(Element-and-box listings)
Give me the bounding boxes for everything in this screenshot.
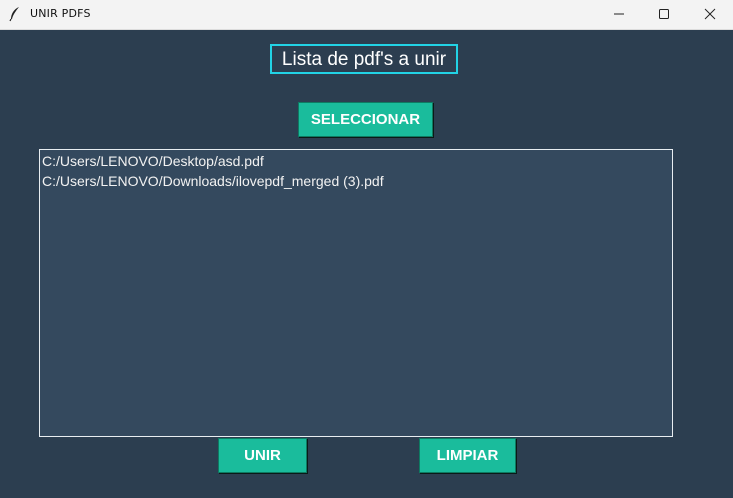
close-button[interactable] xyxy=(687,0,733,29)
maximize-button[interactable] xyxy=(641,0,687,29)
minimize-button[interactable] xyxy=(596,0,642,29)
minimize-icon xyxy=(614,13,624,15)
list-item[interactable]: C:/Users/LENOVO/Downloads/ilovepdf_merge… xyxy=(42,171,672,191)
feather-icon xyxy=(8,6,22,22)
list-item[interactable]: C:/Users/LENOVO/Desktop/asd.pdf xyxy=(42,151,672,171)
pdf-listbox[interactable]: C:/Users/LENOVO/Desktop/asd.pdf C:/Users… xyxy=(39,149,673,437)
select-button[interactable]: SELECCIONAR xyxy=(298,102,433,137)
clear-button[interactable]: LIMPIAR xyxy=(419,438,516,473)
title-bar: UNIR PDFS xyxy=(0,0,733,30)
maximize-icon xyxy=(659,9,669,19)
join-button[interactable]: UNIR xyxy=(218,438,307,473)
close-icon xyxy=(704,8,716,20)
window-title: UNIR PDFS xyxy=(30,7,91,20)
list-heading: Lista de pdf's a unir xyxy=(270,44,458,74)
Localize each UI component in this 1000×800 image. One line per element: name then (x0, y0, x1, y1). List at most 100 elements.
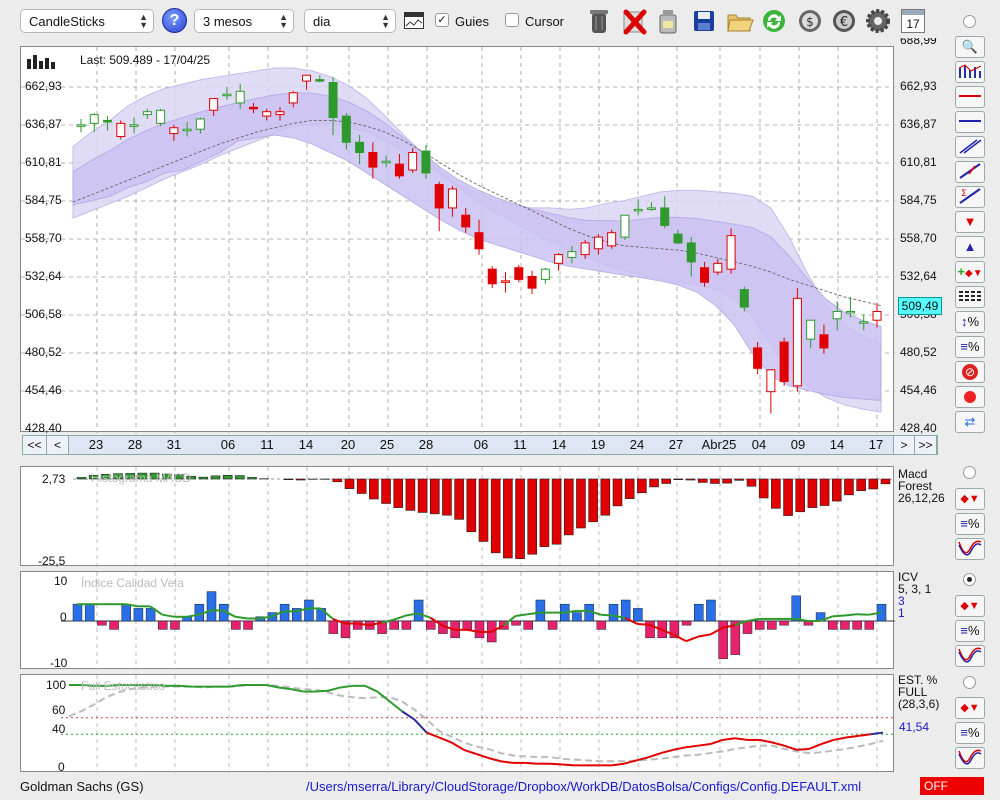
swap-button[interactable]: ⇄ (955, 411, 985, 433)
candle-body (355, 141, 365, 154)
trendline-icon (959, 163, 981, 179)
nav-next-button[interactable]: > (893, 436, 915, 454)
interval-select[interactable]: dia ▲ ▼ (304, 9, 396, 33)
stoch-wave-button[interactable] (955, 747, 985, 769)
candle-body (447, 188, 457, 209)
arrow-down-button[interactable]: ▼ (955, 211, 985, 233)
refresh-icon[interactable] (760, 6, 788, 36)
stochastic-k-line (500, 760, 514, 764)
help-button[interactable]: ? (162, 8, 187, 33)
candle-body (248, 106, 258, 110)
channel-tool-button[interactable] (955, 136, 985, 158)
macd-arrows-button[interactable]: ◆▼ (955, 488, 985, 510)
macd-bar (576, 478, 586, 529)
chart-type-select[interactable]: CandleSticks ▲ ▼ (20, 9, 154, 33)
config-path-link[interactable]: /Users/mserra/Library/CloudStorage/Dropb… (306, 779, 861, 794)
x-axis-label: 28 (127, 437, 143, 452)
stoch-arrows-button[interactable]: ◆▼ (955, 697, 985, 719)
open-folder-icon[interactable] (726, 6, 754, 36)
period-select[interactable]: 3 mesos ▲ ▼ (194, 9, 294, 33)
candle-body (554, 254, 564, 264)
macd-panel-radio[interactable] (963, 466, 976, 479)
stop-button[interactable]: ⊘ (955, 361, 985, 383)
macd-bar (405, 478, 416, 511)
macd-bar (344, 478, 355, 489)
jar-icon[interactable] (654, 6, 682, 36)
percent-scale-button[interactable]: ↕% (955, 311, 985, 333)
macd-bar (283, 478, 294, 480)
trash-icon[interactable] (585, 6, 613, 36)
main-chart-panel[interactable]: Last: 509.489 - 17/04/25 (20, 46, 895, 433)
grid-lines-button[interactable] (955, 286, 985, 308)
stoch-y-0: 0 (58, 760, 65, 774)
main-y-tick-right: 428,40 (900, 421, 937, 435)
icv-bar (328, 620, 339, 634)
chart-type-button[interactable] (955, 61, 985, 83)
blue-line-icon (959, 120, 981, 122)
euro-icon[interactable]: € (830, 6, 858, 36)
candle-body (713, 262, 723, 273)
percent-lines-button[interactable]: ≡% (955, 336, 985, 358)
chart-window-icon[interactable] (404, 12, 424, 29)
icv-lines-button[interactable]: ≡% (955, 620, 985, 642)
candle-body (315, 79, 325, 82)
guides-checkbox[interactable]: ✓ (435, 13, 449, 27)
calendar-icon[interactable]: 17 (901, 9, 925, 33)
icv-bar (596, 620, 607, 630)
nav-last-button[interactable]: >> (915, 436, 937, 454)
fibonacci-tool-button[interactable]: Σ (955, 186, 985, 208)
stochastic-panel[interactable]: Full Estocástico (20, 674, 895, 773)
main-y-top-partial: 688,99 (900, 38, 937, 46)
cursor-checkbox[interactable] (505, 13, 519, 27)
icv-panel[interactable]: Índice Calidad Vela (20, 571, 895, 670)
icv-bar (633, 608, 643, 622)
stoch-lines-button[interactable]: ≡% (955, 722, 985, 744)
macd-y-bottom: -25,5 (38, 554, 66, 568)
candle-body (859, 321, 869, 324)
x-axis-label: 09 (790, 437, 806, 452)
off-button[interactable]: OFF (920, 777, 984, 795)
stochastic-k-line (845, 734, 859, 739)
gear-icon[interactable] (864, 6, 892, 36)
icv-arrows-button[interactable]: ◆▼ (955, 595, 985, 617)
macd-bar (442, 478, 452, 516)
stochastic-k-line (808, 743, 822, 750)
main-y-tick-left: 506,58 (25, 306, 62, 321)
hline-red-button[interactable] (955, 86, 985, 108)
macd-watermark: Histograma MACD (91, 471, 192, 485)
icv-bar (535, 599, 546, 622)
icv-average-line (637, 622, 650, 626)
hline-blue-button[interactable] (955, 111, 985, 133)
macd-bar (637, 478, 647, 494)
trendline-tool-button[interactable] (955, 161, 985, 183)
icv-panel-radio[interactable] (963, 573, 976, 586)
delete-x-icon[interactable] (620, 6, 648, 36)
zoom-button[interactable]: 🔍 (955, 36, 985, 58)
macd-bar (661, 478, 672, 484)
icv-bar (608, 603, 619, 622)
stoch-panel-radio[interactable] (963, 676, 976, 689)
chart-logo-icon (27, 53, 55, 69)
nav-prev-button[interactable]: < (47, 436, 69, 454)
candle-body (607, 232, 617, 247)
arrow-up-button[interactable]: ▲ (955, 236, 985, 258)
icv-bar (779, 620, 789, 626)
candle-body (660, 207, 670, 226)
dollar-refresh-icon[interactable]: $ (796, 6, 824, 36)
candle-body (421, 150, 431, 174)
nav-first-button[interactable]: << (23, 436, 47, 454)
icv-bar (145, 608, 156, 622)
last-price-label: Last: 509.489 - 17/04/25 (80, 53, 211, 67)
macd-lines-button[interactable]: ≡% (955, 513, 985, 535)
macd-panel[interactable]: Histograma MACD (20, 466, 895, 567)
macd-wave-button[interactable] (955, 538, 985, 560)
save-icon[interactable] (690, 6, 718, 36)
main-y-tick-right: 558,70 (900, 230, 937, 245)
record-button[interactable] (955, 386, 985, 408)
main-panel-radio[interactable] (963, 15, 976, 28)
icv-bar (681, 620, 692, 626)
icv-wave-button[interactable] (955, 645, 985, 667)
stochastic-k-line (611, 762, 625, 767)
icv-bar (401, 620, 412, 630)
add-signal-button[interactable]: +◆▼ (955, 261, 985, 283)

WORK INSTRUCTIONS = Reproduce every listing above, replacing "candle-body" with "candlestick-body" throughout and keeping everything else unchanged. Omit the pictures.

EXERCISE RESULT =
Give me the bounding boxes for everything in this screenshot.
close-button[interactable] xyxy=(687,0,733,29)
maximize-button[interactable] xyxy=(641,0,687,29)
minimize-button[interactable] xyxy=(596,0,642,29)
minimize-icon xyxy=(614,13,624,15)
list-item[interactable]: C:/Users/LENOVO/Downloads/ilovepdf_merge… xyxy=(42,171,672,191)
feather-icon xyxy=(8,6,22,22)
list-item[interactable]: C:/Users/LENOVO/Desktop/asd.pdf xyxy=(42,151,672,171)
pdf-listbox[interactable]: C:/Users/LENOVO/Desktop/asd.pdf C:/Users… xyxy=(39,149,673,437)
select-button[interactable]: SELECCIONAR xyxy=(298,102,433,137)
clear-button[interactable]: LIMPIAR xyxy=(419,438,516,473)
title-bar: UNIR PDFS xyxy=(0,0,733,30)
maximize-icon xyxy=(659,9,669,19)
join-button[interactable]: UNIR xyxy=(218,438,307,473)
close-icon xyxy=(704,8,716,20)
window-title: UNIR PDFS xyxy=(30,7,91,20)
list-heading: Lista de pdf's a unir xyxy=(270,44,458,74)
Localize each UI component in this 1000×800 image. One line per element: name then (x0, y0, x1, y1). List at most 100 elements.
swap-button[interactable]: ⇄ (955, 411, 985, 433)
candlestick-body (355, 141, 365, 154)
trendline-icon (959, 163, 981, 179)
nav-next-button[interactable]: > (893, 436, 915, 454)
interval-select[interactable]: dia ▲ ▼ (304, 9, 396, 33)
stoch-wave-button[interactable] (955, 747, 985, 769)
candlestick-body (447, 188, 457, 209)
arrow-down-button[interactable]: ▼ (955, 211, 985, 233)
refresh-icon[interactable] (760, 6, 788, 36)
stochastic-k-line (500, 760, 514, 764)
help-button[interactable]: ? (162, 8, 187, 33)
candlestick-body (248, 106, 258, 110)
channel-tool-button[interactable] (955, 136, 985, 158)
macd-arrows-button[interactable]: ◆▼ (955, 488, 985, 510)
macd-bar (576, 478, 586, 529)
chart-type-select[interactable]: CandleSticks ▲ ▼ (20, 9, 154, 33)
config-path-link[interactable]: /Users/mserra/Library/CloudStorage/Dropb… (306, 779, 861, 794)
x-axis-label: 28 (127, 437, 143, 452)
stoch-arrows-button[interactable]: ◆▼ (955, 697, 985, 719)
open-folder-icon[interactable] (726, 6, 754, 36)
period-select[interactable]: 3 mesos ▲ ▼ (194, 9, 294, 33)
candlestick-body (554, 254, 564, 264)
macd-panel-radio[interactable] (963, 466, 976, 479)
stop-button[interactable]: ⊘ (955, 361, 985, 383)
macd-bar (405, 478, 416, 511)
macd-bar (344, 478, 355, 489)
jar-icon[interactable] (654, 6, 682, 36)
percent-scale-button[interactable]: ↕% (955, 311, 985, 333)
macd-bar (283, 478, 294, 480)
trash-icon[interactable] (585, 6, 613, 36)
main-chart-panel[interactable]: Last: 509.489 - 17/04/25 (20, 46, 895, 433)
grid-lines-button[interactable] (955, 286, 985, 308)
stoch-y-0: 0 (58, 760, 65, 774)
main-y-tick-right: 428,40 (900, 421, 937, 435)
icv-bar (328, 620, 339, 634)
chart-type-button[interactable] (955, 61, 985, 83)
blue-line-icon (959, 120, 981, 122)
euro-icon[interactable]: € (830, 6, 858, 36)
candlestick-body (713, 262, 723, 273)
percent-lines-button[interactable]: ≡% (955, 336, 985, 358)
chart-window-icon[interactable] (404, 12, 424, 29)
icv-lines-button[interactable]: ≡% (955, 620, 985, 642)
candlestick-body (315, 79, 325, 82)
guides-checkbox[interactable]: ✓ (435, 13, 449, 27)
calendar-icon[interactable]: 17 (901, 9, 925, 33)
icv-bar (596, 620, 607, 630)
nav-last-button[interactable]: >> (915, 436, 937, 454)
fibonacci-tool-button[interactable]: Σ (955, 186, 985, 208)
stochastic-panel[interactable]: Full Estocástico (20, 674, 895, 773)
main-y-top-partial: 688,99 (900, 38, 937, 46)
cursor-checkbox[interactable] (505, 13, 519, 27)
icv-panel[interactable]: Índice Calidad Vela (20, 571, 895, 670)
icv-bar (633, 608, 643, 622)
stoch-lines-button[interactable]: ≡% (955, 722, 985, 744)
macd-y-bottom: -25,5 (38, 554, 66, 568)
candlestick-body (859, 321, 869, 324)
x-axis-label: 09 (790, 437, 806, 452)
off-button[interactable]: OFF (920, 777, 984, 795)
stochastic-k-line (845, 734, 859, 739)
gear-icon[interactable] (864, 6, 892, 36)
icv-arrows-button[interactable]: ◆▼ (955, 595, 985, 617)
macd-bar (442, 478, 452, 516)
stochastic-k-line (808, 743, 822, 750)
main-y-tick-left: 506,58 (25, 306, 62, 321)
hline-red-button[interactable] (955, 86, 985, 108)
macd-watermark: Histograma MACD (91, 471, 192, 485)
icv-bar (535, 599, 546, 622)
icv-average-line (637, 622, 650, 626)
hline-blue-button[interactable] (955, 111, 985, 133)
macd-bar (637, 478, 647, 494)
trendline-tool-button[interactable] (955, 161, 985, 183)
icv-panel-radio[interactable] (963, 573, 976, 586)
delete-x-icon[interactable] (620, 6, 648, 36)
zoom-button[interactable]: 🔍 (955, 36, 985, 58)
macd-bar (661, 478, 672, 484)
icv-bar (608, 603, 619, 622)
stoch-panel-radio[interactable] (963, 676, 976, 689)
chart-logo-icon (27, 53, 55, 69)
nav-prev-button[interactable]: < (47, 436, 69, 454)
candlestick-body (607, 232, 617, 247)
arrow-up-button[interactable]: ▲ (955, 236, 985, 258)
icv-bar (779, 620, 789, 626)
candlestick-body (660, 207, 670, 226)
dollar-refresh-icon[interactable]: $ (796, 6, 824, 36)
candlestick-body (421, 150, 431, 174)
nav-first-button[interactable]: << (23, 436, 47, 454)
icv-bar (145, 608, 156, 622)
last-price-label: Last: 509.489 - 17/04/25 (80, 53, 211, 67)
macd-lines-button[interactable]: ≡% (955, 513, 985, 535)
macd-panel[interactable]: Histograma MACD (20, 466, 895, 567)
macd-wave-button[interactable] (955, 538, 985, 560)
save-icon[interactable] (690, 6, 718, 36)
main-y-tick-right: 558,70 (900, 230, 937, 245)
record-button[interactable] (955, 386, 985, 408)
main-panel-radio[interactable] (963, 15, 976, 28)
icv-bar (681, 620, 692, 626)
icv-wave-button[interactable] (955, 645, 985, 667)
stochastic-k-line (611, 762, 625, 767)
icv-bar (401, 620, 412, 630)
add-signal-button[interactable]: +◆▼ (955, 261, 985, 283)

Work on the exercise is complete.